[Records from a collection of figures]
## Start

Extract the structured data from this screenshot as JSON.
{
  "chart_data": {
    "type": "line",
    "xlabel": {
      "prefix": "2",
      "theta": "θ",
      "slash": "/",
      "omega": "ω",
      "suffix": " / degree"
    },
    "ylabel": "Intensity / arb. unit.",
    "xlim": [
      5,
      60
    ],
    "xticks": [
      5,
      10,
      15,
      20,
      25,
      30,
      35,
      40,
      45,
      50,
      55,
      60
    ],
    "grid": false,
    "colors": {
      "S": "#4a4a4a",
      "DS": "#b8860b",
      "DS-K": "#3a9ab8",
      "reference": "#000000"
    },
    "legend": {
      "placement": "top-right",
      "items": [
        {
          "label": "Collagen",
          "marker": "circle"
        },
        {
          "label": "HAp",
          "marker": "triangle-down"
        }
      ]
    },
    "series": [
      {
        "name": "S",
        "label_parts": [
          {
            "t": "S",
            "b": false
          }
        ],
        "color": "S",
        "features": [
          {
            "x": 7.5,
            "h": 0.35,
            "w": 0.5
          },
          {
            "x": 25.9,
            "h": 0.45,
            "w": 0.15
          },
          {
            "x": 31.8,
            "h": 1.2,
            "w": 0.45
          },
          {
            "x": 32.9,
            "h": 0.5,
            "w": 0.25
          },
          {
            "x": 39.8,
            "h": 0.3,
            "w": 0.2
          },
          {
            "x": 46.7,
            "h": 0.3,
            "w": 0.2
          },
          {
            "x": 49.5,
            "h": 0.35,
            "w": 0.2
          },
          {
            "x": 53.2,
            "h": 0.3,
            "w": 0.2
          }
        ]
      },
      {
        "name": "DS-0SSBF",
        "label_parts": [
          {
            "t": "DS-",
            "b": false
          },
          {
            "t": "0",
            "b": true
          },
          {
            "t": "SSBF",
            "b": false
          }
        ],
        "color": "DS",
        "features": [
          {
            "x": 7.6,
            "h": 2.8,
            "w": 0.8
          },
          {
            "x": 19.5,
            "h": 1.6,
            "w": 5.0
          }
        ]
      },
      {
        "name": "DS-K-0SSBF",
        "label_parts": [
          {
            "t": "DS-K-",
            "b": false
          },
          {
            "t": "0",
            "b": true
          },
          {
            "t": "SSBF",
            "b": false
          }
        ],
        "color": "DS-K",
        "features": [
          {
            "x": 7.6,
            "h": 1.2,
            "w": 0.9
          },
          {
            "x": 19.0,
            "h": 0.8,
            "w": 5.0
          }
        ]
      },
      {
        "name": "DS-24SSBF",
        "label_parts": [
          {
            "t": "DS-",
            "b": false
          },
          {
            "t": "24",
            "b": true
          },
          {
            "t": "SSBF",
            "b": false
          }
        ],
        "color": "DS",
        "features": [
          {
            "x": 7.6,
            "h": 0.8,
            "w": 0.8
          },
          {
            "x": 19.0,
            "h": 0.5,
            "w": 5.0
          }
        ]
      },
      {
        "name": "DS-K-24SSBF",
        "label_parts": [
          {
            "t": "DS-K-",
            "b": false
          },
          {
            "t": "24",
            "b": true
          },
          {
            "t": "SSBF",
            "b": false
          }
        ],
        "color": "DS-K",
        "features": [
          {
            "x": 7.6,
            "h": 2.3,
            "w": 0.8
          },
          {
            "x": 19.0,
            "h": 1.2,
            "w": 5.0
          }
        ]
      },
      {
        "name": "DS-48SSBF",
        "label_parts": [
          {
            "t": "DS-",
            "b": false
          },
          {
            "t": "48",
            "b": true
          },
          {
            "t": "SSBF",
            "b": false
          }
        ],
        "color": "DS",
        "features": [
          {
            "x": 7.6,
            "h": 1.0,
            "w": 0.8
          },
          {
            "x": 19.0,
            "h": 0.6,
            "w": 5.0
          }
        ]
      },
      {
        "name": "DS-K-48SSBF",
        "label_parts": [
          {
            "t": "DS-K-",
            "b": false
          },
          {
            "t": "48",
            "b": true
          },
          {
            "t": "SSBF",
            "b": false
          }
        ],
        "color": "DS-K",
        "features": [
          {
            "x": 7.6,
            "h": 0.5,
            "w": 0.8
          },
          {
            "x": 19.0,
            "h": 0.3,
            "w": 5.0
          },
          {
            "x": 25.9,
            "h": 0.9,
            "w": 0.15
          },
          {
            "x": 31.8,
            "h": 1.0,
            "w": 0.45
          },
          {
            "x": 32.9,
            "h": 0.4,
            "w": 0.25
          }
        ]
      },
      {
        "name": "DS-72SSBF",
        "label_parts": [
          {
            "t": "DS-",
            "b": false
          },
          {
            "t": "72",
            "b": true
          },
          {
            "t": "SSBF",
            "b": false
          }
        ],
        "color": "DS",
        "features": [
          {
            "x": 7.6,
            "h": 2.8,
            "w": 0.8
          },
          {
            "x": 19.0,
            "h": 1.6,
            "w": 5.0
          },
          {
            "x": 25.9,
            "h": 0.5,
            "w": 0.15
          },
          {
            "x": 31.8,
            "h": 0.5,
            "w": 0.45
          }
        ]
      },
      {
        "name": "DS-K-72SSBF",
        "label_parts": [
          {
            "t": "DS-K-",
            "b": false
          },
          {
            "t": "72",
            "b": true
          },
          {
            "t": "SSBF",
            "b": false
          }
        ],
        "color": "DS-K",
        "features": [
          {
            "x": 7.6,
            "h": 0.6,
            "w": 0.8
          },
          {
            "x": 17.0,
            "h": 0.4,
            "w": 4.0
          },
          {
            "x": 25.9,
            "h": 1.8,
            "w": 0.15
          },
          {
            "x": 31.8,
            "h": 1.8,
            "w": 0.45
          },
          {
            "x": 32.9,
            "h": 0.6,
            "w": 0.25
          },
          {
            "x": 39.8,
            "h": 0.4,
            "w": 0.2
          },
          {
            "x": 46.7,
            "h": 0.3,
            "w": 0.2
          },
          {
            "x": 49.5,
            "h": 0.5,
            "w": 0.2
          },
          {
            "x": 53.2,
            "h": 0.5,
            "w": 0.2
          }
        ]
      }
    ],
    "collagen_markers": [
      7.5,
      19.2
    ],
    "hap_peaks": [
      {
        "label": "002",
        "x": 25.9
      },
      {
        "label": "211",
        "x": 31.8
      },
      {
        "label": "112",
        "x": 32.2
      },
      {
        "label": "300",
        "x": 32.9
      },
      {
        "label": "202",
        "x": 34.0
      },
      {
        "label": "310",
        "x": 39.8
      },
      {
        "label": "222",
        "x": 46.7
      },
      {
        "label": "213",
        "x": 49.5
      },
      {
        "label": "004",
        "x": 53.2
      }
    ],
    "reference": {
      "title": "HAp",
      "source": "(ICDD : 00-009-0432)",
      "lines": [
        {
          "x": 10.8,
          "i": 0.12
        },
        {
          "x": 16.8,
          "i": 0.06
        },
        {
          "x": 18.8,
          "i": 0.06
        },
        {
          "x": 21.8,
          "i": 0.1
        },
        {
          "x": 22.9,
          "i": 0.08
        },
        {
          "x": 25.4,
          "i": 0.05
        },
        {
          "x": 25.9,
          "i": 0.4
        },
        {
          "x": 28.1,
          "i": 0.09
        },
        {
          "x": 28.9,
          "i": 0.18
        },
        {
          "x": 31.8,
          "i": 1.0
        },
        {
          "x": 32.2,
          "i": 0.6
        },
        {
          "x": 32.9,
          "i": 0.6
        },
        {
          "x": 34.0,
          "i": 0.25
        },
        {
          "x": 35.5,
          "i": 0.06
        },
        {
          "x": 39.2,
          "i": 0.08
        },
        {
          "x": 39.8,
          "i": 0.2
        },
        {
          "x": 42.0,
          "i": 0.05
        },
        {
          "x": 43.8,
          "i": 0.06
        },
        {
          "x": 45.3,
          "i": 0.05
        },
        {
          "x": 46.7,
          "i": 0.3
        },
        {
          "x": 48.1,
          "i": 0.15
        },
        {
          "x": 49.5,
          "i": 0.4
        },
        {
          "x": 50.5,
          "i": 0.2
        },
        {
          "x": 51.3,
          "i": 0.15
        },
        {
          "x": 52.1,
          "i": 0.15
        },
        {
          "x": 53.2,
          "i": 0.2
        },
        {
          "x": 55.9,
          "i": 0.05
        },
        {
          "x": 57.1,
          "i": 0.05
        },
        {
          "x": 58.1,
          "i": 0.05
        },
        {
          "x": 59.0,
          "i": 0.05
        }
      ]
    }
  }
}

## End

Task directions:
Pull out all lines in the data above that include "name".

Task output:
        "name": "S",
        "name": "DS-0SSBF",
        "name": "DS-K-0SSBF",
        "name": "DS-24SSBF",
        "name": "DS-K-24SSBF",
        "name": "DS-48SSBF",
        "name": "DS-K-48SSBF",
        "name": "DS-72SSBF",
        "name": "DS-K-72SSBF",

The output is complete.